# START OF DATA RECORDS
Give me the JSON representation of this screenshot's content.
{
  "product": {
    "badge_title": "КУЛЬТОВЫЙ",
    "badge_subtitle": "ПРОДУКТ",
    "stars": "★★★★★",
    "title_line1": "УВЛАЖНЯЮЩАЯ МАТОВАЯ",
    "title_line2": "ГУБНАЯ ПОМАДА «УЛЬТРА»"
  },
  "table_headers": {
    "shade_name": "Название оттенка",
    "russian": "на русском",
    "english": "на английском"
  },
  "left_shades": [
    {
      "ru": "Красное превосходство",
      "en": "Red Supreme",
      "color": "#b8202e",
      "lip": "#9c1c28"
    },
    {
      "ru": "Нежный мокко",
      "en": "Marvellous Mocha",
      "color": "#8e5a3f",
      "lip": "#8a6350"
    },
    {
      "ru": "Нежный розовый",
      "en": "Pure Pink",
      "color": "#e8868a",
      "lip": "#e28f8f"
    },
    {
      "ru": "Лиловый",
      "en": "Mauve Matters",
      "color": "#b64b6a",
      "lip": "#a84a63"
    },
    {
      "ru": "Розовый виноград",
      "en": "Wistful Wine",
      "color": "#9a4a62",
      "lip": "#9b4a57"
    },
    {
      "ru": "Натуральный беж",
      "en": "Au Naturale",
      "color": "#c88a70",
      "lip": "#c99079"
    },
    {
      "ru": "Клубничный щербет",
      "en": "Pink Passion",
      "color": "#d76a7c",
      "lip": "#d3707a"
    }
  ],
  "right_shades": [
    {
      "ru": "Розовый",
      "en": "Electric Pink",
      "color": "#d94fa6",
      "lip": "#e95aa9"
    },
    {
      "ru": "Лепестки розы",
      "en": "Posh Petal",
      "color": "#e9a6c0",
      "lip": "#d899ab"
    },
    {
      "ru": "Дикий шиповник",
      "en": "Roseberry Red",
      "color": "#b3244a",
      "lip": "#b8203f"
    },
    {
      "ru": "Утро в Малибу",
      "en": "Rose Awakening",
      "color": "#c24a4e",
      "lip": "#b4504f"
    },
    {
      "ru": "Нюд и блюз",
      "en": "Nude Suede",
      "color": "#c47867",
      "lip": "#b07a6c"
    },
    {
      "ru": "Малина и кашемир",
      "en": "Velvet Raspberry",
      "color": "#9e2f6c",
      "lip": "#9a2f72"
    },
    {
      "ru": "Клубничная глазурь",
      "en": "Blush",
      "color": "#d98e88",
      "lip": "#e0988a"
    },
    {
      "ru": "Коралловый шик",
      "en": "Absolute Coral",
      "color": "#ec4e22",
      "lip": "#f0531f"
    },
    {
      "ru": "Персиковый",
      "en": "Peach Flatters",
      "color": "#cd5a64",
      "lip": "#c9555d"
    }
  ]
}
# END OF DATA RECORDS
[WORK TO COMPLETE]
Write out all the lines again, exactly as they are.

[THE RESULT]
Give me the JSON representation of this screenshot's content.
{
  "product": {
    "badge_title": "КУЛЬТОВЫЙ",
    "badge_subtitle": "ПРОДУКТ",
    "stars": "★★★★★",
    "title_line1": "УВЛАЖНЯЮЩАЯ МАТОВАЯ",
    "title_line2": "ГУБНАЯ ПОМАДА «УЛЬТРА»"
  },
  "table_headers": {
    "shade_name": "Название оттенка",
    "russian": "на русском",
    "english": "на английском"
  },
  "left_shades": [
    {
      "ru": "Красное превосходство",
      "en": "Red Supreme",
      "color": "#b8202e",
      "lip": "#9c1c28"
    },
    {
      "ru": "Нежный мокко",
      "en": "Marvellous Mocha",
      "color": "#8e5a3f",
      "lip": "#8a6350"
    },
    {
      "ru": "Нежный розовый",
      "en": "Pure Pink",
      "color": "#e8868a",
      "lip": "#e28f8f"
    },
    {
      "ru": "Лиловый",
      "en": "Mauve Matters",
      "color": "#b64b6a",
      "lip": "#a84a63"
    },
    {
      "ru": "Розовый виноград",
      "en": "Wistful Wine",
      "color": "#9a4a62",
      "lip": "#9b4a57"
    },
    {
      "ru": "Натуральный беж",
      "en": "Au Naturale",
      "color": "#c88a70",
      "lip": "#c99079"
    },
    {
      "ru": "Клубничный щербет",
      "en": "Pink Passion",
      "color": "#d76a7c",
      "lip": "#d3707a"
    }
  ],
  "right_shades": [
    {
      "ru": "Розовый",
      "en": "Electric Pink",
      "color": "#d94fa6",
      "lip": "#e95aa9"
    },
    {
      "ru": "Лепестки розы",
      "en": "Posh Petal",
      "color": "#e9a6c0",
      "lip": "#d899ab"
    },
    {
      "ru": "Дикий шиповник",
      "en": "Roseberry Red",
      "color": "#b3244a",
      "lip": "#b8203f"
    },
    {
      "ru": "Утро в Малибу",
      "en": "Rose Awakening",
      "color": "#c24a4e",
      "lip": "#b4504f"
    },
    {
      "ru": "Нюд и блюз",
      "en": "Nude Suede",
      "color": "#c47867",
      "lip": "#b07a6c"
    },
    {
      "ru": "Малина и кашемир",
      "en": "Velvet Raspberry",
      "color": "#9e2f6c",
      "lip": "#9a2f72"
    },
    {
      "ru": "Клубничная глазурь",
      "en": "Blush",
      "color": "#d98e88",
      "lip": "#e0988a"
    },
    {
      "ru": "Коралловый шик",
      "en": "Absolute Coral",
      "color": "#ec4e22",
      "lip": "#f0531f"
    },
    {
      "ru": "Персиковый",
      "en": "Peach Flatters",
      "color": "#cd5a64",
      "lip": "#c9555d"
    }
  ]
}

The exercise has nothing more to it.